* **Problem statement**
Where a line of the listing below includes the word "marker", reproduce that line.

┌─ Records provided

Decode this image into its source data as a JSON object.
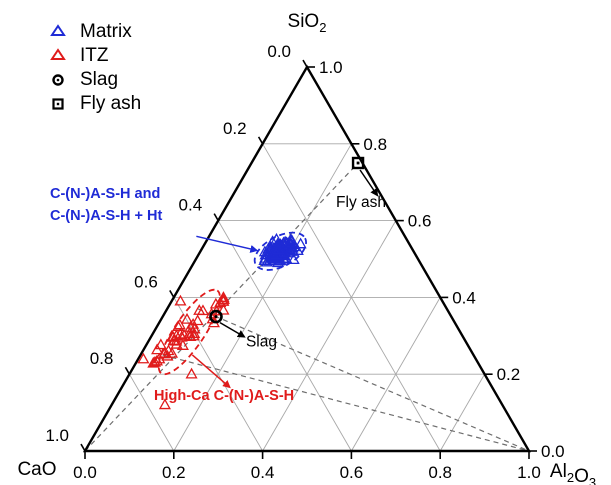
{
  "chart_data": {
    "type": "ternary-scatter",
    "apex_labels": {
      "top": "SiO2",
      "left": "CaO",
      "right": "Al2O3"
    },
    "ticks": {
      "left_edge": [
        "0.0",
        "0.2",
        "0.4",
        "0.6",
        "0.8",
        "1.0"
      ],
      "bottom_edge": [
        "0.0",
        "0.2",
        "0.4",
        "0.6",
        "0.8",
        "1.0"
      ],
      "right_edge": [
        "1.0",
        "0.8",
        "0.6",
        "0.4",
        "0.2",
        "0.0"
      ]
    },
    "grid": true,
    "legend": [
      {
        "name": "Matrix",
        "marker": "triangle",
        "color": "#1f2bd6"
      },
      {
        "name": "ITZ",
        "marker": "triangle",
        "color": "#e01b1b"
      },
      {
        "name": "Slag",
        "marker": "circle-dot",
        "color": "#000000"
      },
      {
        "name": "Fly ash",
        "marker": "square-dot",
        "color": "#000000"
      }
    ],
    "points": {
      "slag": {
        "SiO2": 0.35,
        "CaO": 0.53,
        "Al2O3": 0.12
      },
      "fly_ash": {
        "SiO2": 0.75,
        "CaO": 0.01,
        "Al2O3": 0.24
      }
    },
    "clusters": [
      {
        "name": "Matrix",
        "color": "#1f2bd6",
        "n": 110,
        "center": {
          "SiO2": 0.52,
          "CaO": 0.3,
          "Al2O3": 0.18
        },
        "spread_sio2": 0.016,
        "spread_al2o3": 0.015,
        "ellipse_rx": 28,
        "ellipse_ry": 15,
        "ellipse_angle": -28
      },
      {
        "name": "ITZ",
        "color": "#e01b1b",
        "n": 48,
        "center": {
          "SiO2": 0.31,
          "CaO": 0.61,
          "Al2O3": 0.08
        },
        "spread_sio2": 0.055,
        "spread_al2o3": 0.018,
        "ellipse_rx": 50,
        "ellipse_ry": 15,
        "ellipse_angle": -56
      }
    ],
    "dashed_lines": [
      {
        "from": {
          "SiO2": 0.0,
          "CaO": 1.0,
          "Al2O3": 0.0
        },
        "to": {
          "SiO2": 0.75,
          "CaO": 0.01,
          "Al2O3": 0.24
        }
      },
      {
        "from": {
          "SiO2": 0.25,
          "CaO": 0.7,
          "Al2O3": 0.05
        },
        "to": {
          "SiO2": 0.0,
          "CaO": 0.0,
          "Al2O3": 1.0
        }
      },
      {
        "from": {
          "SiO2": 0.37,
          "CaO": 0.56,
          "Al2O3": 0.07
        },
        "to": {
          "SiO2": 0.0,
          "CaO": 0.0,
          "Al2O3": 1.0
        }
      }
    ],
    "annotations": [
      {
        "text": "C-(N-)A-S-H and",
        "color": "#1f2bd6"
      },
      {
        "text": "C-(N-)A-S-H + Ht",
        "color": "#1f2bd6"
      },
      {
        "text": "High-Ca C-(N-)A-S-H",
        "color": "#e01b1b"
      },
      {
        "text": "Slag",
        "color": "#000000"
      },
      {
        "text": "Fly ash",
        "color": "#000000"
      }
    ]
  }
}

└─

* **Solution for this problem**
        "marker": "triangle",
        "marker": "triangle",
        "marker": "circle-dot",
        "marker": "square-dot",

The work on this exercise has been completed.